→ Your goal:
Return each line containing the string "独尊儒术".

→ Given records:
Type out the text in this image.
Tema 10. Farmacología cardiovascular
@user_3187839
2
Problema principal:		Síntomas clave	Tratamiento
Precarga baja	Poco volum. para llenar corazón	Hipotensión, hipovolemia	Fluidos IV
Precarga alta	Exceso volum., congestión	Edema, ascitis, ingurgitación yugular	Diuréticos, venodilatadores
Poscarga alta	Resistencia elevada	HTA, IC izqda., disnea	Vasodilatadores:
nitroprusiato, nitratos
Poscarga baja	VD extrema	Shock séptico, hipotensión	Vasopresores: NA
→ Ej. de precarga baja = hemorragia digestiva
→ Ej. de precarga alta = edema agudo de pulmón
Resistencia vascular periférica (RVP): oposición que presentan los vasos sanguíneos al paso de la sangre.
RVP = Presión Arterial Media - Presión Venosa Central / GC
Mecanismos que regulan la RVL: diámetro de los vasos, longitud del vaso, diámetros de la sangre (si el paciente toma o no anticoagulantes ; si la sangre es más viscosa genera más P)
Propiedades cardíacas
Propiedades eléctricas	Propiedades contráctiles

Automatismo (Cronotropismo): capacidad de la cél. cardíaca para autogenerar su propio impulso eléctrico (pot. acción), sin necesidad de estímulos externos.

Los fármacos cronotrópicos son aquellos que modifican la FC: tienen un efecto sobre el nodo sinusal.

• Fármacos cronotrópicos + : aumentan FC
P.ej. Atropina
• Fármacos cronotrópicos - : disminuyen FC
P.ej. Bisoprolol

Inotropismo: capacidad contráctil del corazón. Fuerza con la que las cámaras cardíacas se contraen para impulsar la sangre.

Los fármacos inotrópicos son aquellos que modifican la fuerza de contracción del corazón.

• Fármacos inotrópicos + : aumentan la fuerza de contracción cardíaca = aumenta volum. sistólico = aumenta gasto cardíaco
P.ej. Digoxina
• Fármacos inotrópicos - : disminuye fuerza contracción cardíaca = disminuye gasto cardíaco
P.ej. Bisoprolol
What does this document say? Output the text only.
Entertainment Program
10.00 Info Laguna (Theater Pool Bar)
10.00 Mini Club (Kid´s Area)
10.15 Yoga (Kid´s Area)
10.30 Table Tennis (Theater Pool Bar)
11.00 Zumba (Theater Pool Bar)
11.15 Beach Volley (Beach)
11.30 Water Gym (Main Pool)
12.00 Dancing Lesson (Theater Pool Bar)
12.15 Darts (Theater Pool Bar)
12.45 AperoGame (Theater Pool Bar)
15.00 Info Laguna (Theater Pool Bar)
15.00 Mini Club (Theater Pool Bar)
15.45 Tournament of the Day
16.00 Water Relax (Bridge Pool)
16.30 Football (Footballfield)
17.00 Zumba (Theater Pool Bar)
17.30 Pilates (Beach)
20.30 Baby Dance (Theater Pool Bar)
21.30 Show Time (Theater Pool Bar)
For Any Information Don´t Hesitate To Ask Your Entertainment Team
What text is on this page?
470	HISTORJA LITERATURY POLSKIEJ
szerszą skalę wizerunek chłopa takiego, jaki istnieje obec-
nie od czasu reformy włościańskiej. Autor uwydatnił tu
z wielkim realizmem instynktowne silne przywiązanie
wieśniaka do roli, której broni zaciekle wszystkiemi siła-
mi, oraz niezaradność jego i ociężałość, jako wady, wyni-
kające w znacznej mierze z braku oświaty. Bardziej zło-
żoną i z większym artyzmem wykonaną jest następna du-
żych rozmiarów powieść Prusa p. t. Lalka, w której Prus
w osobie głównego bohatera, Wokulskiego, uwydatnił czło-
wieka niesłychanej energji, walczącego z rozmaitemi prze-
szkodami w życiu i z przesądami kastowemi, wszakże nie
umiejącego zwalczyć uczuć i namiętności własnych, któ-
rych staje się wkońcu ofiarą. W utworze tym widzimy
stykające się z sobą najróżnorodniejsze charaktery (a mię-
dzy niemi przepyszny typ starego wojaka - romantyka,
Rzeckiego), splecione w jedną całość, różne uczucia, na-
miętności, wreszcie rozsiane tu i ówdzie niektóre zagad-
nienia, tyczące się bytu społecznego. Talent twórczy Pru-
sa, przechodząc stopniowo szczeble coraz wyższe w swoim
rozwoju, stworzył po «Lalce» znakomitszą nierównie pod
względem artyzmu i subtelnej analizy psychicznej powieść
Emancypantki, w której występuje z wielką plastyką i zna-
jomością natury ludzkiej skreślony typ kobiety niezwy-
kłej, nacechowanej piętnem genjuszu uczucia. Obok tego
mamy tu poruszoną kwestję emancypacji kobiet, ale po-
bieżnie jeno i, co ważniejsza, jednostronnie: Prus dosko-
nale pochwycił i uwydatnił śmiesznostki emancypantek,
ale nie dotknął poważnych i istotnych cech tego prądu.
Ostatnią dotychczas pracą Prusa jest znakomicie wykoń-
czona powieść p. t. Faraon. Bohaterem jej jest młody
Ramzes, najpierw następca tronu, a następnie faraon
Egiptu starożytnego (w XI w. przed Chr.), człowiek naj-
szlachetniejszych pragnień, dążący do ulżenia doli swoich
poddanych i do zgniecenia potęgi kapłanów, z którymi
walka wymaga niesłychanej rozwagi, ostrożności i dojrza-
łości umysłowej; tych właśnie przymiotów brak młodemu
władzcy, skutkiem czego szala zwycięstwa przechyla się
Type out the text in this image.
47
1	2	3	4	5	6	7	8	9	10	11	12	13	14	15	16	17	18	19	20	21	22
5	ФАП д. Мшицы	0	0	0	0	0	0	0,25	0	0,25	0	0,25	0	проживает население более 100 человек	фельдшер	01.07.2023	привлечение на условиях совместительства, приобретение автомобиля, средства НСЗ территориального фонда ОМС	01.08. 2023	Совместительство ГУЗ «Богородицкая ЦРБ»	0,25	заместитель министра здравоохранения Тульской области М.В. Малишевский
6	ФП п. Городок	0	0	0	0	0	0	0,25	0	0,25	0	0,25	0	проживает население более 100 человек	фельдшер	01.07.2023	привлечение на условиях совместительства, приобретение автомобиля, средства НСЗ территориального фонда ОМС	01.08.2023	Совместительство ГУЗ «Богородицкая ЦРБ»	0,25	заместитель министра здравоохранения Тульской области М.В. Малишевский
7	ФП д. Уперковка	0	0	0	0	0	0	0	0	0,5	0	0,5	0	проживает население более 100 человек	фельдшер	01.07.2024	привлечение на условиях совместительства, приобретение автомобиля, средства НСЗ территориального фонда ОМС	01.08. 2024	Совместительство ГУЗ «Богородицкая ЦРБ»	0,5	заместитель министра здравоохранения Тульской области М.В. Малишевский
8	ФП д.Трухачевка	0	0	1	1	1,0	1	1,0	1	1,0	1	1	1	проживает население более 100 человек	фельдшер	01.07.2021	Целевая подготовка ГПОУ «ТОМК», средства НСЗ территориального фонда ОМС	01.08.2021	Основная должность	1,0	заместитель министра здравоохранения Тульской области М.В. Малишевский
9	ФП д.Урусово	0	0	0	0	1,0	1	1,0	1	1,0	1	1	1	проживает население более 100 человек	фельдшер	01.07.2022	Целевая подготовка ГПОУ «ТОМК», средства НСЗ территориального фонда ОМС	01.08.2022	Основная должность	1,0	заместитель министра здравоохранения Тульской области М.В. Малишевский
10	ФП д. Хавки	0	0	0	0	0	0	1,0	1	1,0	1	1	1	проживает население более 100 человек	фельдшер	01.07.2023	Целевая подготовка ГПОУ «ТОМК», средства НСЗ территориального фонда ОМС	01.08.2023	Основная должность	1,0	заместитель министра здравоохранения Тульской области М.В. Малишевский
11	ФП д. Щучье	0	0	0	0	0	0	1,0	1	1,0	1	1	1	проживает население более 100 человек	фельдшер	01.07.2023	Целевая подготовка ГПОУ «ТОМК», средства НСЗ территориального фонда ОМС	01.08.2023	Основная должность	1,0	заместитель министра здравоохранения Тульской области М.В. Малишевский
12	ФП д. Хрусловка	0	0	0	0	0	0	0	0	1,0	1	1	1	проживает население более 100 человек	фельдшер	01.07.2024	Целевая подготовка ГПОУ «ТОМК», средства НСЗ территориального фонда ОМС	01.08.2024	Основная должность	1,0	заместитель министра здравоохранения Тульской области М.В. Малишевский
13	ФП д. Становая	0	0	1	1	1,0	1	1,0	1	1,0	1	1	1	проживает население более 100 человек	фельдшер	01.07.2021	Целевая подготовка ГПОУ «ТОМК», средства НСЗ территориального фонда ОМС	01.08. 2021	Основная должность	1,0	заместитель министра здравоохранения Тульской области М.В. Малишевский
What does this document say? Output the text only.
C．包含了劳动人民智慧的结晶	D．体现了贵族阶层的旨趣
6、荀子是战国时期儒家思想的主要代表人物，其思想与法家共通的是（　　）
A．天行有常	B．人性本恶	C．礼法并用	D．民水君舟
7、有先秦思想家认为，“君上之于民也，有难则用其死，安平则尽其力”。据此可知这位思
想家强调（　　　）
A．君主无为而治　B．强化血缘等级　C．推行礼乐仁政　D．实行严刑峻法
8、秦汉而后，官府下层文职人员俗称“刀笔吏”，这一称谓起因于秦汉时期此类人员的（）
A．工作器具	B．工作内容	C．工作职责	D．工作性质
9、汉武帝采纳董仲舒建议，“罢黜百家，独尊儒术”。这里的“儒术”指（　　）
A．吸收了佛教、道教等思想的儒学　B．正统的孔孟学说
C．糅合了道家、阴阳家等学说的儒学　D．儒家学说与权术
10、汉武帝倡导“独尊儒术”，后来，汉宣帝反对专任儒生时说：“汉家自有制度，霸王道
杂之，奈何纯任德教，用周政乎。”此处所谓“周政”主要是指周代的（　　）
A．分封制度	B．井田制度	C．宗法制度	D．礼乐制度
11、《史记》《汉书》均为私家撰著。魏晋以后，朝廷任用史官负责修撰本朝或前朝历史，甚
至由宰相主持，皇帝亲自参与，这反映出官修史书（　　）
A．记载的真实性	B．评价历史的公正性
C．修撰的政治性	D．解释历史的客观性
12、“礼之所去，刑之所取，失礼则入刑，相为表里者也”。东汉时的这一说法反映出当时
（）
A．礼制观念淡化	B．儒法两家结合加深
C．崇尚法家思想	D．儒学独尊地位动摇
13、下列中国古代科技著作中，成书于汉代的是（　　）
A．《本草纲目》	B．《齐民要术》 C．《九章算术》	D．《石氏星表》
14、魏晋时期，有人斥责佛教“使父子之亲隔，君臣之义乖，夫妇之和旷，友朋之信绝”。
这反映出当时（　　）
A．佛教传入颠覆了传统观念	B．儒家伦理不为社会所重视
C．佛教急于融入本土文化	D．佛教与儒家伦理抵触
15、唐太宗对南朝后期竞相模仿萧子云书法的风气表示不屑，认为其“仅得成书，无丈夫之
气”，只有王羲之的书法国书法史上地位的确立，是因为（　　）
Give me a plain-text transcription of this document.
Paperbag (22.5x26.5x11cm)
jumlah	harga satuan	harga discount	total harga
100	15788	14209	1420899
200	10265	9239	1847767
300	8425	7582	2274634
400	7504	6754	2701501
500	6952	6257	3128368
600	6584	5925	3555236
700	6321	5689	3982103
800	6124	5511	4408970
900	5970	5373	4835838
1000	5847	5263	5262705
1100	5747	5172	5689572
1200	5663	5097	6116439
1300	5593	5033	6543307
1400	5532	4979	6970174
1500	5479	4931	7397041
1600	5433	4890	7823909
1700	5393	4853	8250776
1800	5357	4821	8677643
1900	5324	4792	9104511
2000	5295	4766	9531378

→ Worked solution:
9、汉武帝采纳董仲舒建议，“罢黜百家，独尊儒术”。这里的“儒术”指（　　）
10、汉武帝倡导“独尊儒术”，后来，汉宣帝反对专任儒生时说：“汉家自有制度，霸王道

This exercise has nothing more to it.